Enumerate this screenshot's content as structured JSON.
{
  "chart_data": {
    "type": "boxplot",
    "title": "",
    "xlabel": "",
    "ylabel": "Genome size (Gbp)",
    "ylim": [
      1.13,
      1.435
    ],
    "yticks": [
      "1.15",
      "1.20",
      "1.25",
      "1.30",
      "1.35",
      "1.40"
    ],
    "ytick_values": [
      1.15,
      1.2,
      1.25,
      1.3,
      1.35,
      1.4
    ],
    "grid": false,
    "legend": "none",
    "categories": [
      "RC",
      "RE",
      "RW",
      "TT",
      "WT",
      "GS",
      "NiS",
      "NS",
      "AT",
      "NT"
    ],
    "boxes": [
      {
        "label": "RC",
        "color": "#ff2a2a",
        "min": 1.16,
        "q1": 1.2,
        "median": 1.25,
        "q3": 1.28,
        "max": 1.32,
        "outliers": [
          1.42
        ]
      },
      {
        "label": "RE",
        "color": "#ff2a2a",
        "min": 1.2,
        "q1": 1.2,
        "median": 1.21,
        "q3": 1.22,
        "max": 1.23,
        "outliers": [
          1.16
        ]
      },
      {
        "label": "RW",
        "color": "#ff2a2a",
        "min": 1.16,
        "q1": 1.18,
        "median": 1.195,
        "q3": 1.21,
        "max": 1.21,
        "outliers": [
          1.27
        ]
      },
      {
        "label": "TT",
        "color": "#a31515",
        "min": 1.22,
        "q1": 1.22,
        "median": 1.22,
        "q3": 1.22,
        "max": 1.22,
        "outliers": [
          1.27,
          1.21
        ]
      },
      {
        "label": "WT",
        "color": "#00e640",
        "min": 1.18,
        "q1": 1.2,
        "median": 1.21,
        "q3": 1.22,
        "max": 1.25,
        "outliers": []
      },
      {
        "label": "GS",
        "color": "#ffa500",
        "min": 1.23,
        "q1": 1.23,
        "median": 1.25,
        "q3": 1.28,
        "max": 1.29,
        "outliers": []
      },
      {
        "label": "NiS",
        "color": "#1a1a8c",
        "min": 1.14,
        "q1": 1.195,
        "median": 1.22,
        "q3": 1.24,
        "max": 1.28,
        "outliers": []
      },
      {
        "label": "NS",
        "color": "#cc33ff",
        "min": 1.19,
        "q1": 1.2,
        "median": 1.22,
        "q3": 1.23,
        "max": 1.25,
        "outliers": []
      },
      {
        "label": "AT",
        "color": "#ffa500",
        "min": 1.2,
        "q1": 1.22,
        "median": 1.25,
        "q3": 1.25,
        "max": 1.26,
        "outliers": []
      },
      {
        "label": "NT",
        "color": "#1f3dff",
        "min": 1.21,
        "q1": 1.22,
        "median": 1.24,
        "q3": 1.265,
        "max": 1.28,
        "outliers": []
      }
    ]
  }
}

### Try it
Scan the records for the string "color". Copy each line in which it appears.

### Task output
        "color": "#ff2a2a",
        "color": "#ff2a2a",
        "color": "#ff2a2a",
        "color": "#a31515",
        "color": "#00e640",
        "color": "#ffa500",
        "color": "#1a1a8c",
        "color": "#cc33ff",
        "color": "#ffa500",
        "color": "#1f3dff",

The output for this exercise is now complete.